### SET TASK
Once the pictures are set aside, transcribe the remaining data exactly.

[Data records]
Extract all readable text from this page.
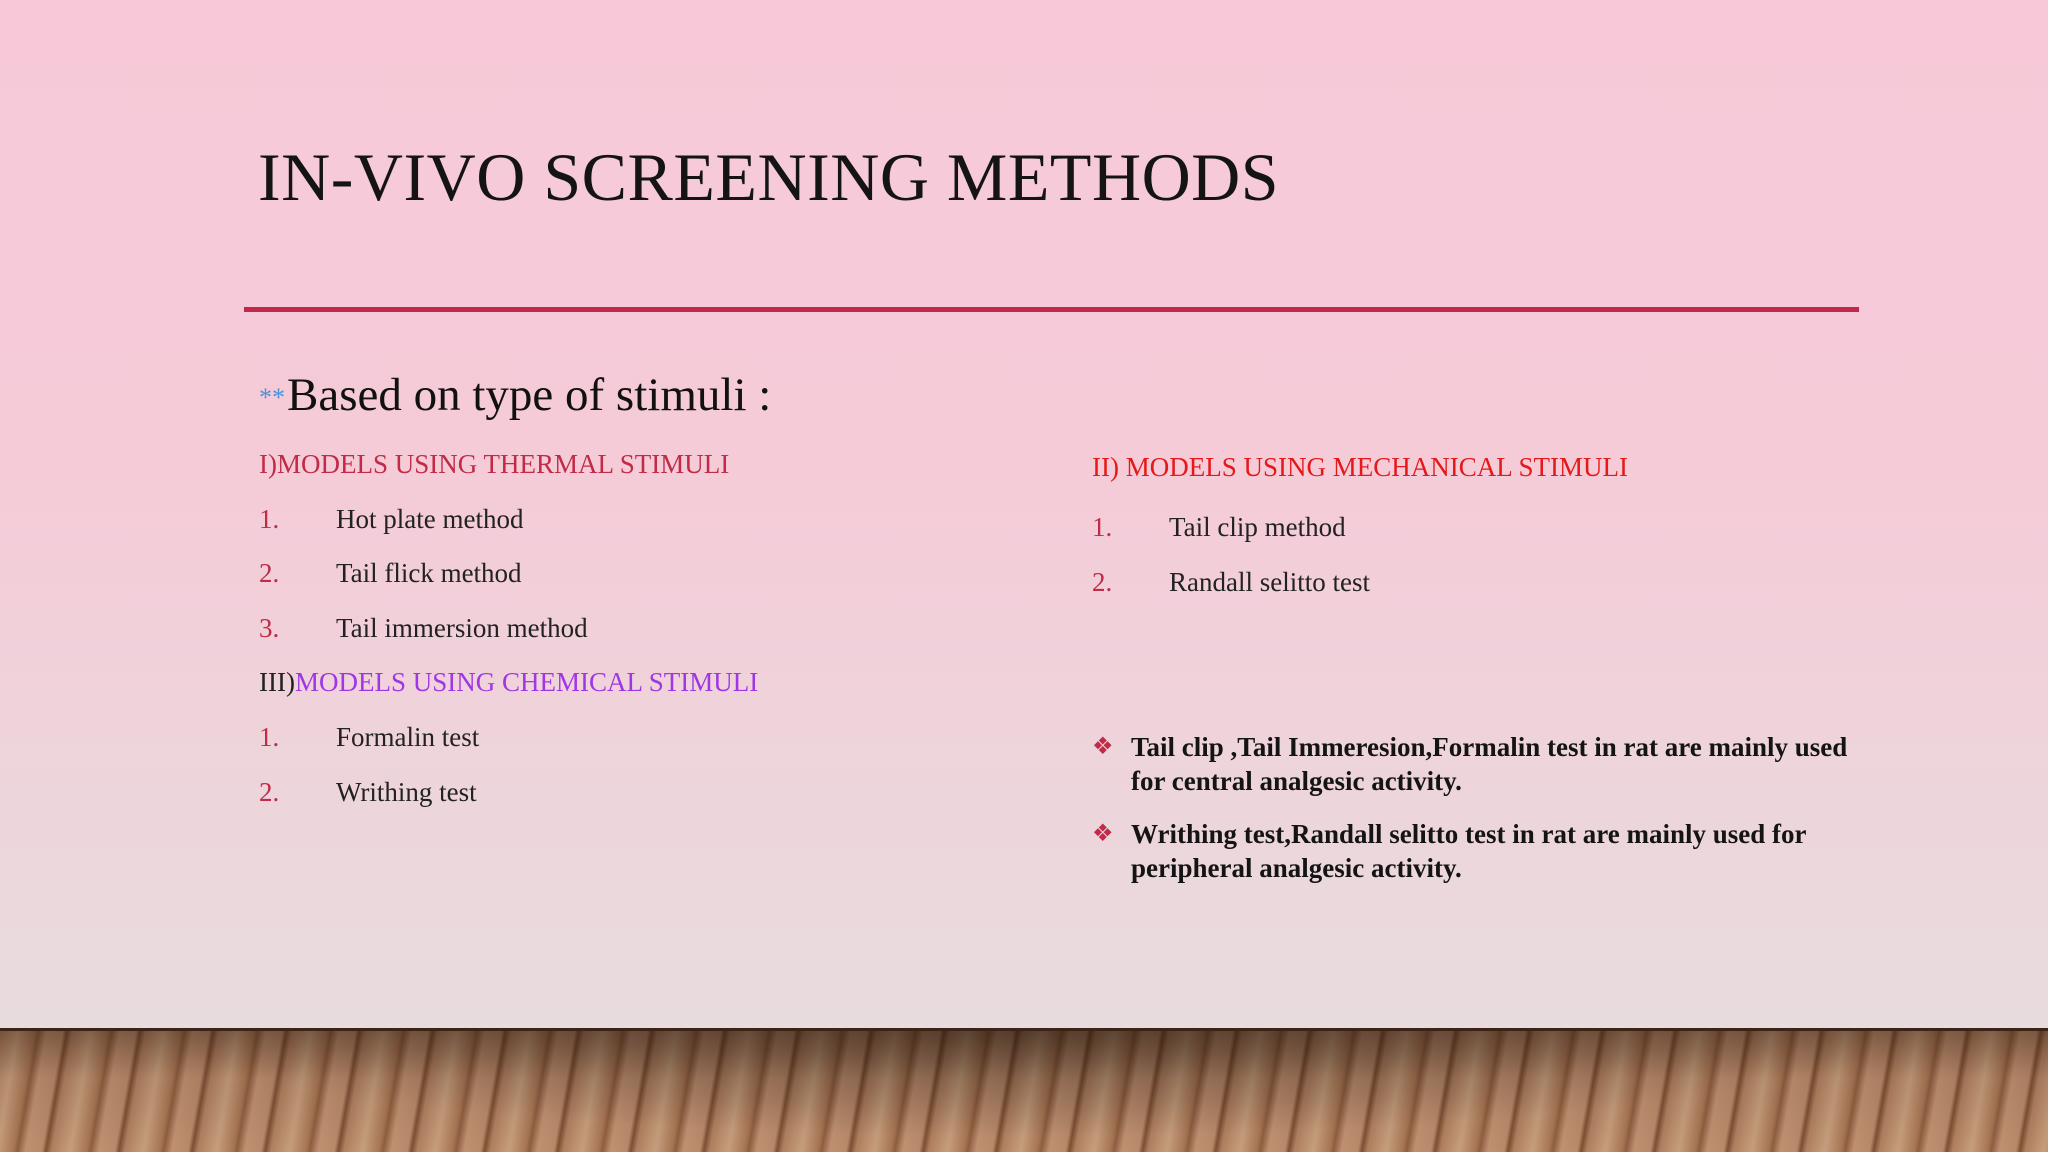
IN-VIVO SCREENING METHODS
**Based on type of stimuli :
I)MODELS USING THERMAL STIMULI
1. Hot plate method
2. Tail flick method
3. Tail immersion method
III)MODELS USING CHEMICAL STIMULI
1. Formalin test
2. Writhing test
II) MODELS USING MECHANICAL STIMULI
1. Tail clip method
2. Randall selitto test
❖ Tail clip ,Tail Immeresion,Formalin test in rat are mainly used for central analgesic activity.
❖ Writhing test,Randall selitto test in rat are mainly used for peripheral analgesic activity.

### ANSWER TO THIS PROBLEM
Extract all readable text from this page.
IN-VIVO SCREENING METHODS
**Based on type of stimuli :
I)MODELS USING THERMAL STIMULI
1. Hot plate method
2. Tail flick method
3. Tail immersion method
III)MODELS USING CHEMICAL STIMULI
1. Formalin test
2. Writhing test
II) MODELS USING MECHANICAL STIMULI
1. Tail clip method
2. Randall selitto test
❖ Tail clip ,Tail Immeresion,Formalin test in rat are mainly used for central analgesic activity.
❖ Writhing test,Randall selitto test in rat are mainly used for peripheral analgesic activity.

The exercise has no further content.